▸ **Dataset entries**
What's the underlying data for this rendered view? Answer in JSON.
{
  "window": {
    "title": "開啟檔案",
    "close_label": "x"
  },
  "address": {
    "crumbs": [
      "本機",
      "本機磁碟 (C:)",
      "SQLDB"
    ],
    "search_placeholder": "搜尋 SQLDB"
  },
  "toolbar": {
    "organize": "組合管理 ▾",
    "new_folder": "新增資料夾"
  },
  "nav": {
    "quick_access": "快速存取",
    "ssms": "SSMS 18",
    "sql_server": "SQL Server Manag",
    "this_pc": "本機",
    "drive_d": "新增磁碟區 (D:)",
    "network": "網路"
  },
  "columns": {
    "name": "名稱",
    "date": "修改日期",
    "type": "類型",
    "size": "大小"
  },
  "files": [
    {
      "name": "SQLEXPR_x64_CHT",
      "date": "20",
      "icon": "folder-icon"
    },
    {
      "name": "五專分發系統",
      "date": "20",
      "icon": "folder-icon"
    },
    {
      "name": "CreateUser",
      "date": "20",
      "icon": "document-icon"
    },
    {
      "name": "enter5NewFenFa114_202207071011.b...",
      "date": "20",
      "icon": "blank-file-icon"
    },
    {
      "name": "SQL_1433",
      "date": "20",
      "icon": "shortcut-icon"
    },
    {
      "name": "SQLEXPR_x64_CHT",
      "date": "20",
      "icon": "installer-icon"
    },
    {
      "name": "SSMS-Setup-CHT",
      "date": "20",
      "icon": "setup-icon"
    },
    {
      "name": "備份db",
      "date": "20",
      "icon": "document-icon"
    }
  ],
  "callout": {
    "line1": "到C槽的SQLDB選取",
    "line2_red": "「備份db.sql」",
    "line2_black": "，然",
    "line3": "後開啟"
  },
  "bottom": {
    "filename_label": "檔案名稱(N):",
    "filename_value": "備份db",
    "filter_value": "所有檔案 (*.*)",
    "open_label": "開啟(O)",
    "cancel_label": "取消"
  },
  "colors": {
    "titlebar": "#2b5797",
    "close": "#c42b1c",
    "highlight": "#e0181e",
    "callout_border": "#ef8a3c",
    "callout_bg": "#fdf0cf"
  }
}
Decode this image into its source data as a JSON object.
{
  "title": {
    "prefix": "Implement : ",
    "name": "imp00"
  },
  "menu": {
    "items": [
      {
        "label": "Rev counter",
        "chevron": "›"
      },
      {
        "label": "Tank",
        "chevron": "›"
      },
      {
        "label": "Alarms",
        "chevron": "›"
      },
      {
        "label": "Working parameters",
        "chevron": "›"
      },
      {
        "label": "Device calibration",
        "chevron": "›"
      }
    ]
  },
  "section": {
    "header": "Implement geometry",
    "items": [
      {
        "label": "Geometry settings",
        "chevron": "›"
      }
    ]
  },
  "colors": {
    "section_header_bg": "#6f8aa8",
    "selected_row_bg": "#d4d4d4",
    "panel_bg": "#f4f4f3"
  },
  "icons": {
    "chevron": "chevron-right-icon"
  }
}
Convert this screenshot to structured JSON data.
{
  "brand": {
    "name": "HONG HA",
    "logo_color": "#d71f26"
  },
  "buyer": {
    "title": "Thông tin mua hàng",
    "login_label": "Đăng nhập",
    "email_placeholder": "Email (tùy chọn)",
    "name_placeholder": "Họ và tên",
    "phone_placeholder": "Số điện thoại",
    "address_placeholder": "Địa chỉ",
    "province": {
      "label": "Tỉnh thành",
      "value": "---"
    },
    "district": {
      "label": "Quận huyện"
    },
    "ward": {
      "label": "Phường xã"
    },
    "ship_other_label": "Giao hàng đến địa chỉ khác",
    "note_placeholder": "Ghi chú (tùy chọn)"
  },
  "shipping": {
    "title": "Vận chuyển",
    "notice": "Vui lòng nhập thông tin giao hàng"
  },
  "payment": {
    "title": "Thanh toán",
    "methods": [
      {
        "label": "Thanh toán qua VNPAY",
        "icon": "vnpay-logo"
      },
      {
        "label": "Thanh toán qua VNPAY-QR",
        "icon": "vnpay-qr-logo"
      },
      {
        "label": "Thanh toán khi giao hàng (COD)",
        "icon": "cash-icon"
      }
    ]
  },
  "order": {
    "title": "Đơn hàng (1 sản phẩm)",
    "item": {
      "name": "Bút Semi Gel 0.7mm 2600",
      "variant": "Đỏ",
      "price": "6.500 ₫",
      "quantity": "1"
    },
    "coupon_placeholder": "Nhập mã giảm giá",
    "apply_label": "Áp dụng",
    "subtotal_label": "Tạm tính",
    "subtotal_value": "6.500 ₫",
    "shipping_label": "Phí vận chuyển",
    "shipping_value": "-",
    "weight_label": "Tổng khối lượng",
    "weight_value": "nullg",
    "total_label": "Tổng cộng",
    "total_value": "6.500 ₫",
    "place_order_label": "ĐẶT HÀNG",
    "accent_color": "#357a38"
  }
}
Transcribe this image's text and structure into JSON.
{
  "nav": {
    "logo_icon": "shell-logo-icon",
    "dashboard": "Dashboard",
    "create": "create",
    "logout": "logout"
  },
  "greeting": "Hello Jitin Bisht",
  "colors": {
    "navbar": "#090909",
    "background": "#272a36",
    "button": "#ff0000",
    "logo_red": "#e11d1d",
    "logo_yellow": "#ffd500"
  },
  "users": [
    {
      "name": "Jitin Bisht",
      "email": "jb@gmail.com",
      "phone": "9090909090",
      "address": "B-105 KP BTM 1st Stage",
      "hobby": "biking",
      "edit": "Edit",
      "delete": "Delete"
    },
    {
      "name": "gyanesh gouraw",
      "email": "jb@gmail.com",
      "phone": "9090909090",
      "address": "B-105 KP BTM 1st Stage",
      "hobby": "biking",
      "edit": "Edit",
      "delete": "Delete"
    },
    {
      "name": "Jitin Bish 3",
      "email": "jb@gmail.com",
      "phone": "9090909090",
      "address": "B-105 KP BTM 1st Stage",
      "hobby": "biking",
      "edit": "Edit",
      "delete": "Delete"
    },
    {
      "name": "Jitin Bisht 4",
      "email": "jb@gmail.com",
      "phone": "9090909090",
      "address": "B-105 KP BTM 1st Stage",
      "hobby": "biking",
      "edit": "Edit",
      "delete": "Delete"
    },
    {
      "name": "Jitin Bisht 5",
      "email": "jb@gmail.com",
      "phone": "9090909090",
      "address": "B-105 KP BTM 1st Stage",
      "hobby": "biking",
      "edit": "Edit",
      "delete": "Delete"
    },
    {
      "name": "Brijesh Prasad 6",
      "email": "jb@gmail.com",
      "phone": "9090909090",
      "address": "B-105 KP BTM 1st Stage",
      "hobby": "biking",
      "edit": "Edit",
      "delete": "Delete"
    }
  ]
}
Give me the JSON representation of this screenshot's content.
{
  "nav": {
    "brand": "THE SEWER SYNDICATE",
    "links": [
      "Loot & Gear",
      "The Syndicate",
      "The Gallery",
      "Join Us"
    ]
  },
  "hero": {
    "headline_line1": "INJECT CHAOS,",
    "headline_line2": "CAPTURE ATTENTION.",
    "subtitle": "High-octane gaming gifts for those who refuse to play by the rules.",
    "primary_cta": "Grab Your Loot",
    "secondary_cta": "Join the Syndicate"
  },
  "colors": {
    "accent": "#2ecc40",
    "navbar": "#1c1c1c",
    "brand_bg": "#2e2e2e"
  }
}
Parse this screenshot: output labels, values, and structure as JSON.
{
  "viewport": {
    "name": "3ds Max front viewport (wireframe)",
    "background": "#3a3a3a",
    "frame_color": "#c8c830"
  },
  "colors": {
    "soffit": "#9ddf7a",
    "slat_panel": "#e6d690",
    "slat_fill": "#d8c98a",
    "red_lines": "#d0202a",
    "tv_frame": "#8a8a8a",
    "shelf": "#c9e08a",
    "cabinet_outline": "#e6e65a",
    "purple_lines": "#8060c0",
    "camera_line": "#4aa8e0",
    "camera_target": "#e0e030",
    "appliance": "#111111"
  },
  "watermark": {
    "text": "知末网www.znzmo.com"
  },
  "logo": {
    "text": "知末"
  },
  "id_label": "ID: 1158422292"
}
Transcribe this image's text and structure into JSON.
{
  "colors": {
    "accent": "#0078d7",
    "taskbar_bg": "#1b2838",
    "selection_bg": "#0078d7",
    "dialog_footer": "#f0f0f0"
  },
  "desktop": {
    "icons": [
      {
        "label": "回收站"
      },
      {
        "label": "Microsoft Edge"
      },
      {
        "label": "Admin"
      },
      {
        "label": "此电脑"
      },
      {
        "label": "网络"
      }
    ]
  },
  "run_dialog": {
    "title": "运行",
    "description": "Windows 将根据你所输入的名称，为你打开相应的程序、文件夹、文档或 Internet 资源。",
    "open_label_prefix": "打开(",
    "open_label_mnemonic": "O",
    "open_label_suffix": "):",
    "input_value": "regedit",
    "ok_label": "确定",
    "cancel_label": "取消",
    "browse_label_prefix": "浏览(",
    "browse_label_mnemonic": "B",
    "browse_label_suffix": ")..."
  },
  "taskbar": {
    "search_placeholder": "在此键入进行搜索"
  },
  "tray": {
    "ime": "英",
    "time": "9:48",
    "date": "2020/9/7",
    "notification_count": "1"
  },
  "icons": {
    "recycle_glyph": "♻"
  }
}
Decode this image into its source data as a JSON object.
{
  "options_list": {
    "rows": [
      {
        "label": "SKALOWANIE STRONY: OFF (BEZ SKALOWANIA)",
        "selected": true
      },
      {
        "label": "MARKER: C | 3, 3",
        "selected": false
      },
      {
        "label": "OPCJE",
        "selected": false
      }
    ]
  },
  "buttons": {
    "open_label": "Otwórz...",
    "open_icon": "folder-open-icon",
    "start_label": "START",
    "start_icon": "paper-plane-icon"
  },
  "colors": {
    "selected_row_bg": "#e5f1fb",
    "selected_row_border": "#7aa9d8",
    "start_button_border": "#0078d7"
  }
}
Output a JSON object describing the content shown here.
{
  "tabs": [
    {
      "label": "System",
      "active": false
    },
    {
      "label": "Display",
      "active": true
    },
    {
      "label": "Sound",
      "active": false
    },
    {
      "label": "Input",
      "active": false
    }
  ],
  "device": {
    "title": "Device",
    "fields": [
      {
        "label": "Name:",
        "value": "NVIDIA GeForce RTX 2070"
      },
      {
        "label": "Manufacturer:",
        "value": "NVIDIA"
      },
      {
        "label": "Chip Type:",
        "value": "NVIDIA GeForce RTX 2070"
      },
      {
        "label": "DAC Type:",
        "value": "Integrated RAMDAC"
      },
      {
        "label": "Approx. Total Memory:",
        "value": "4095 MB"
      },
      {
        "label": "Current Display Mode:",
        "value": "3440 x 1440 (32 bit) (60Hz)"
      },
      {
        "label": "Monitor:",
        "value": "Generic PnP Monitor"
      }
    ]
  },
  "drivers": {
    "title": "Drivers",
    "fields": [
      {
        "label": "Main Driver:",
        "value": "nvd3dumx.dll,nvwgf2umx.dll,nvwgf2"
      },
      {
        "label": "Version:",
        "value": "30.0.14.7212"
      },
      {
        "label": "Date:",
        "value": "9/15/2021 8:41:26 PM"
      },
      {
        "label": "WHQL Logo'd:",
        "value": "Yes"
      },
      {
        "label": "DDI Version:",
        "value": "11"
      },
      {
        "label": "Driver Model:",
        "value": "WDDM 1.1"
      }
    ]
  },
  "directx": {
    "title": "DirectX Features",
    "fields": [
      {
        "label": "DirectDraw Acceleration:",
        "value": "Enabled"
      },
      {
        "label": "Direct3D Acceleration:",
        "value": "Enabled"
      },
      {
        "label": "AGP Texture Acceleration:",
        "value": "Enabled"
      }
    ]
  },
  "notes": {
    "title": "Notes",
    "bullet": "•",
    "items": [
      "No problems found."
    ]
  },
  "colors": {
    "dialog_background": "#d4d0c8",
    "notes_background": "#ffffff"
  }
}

▸ **Objective**
From the entries above, copy every line where the word "Loot" shows up.

▸ **Reply**
      "Loot & Gear",
    "primary_cta": "Grab Your Loot",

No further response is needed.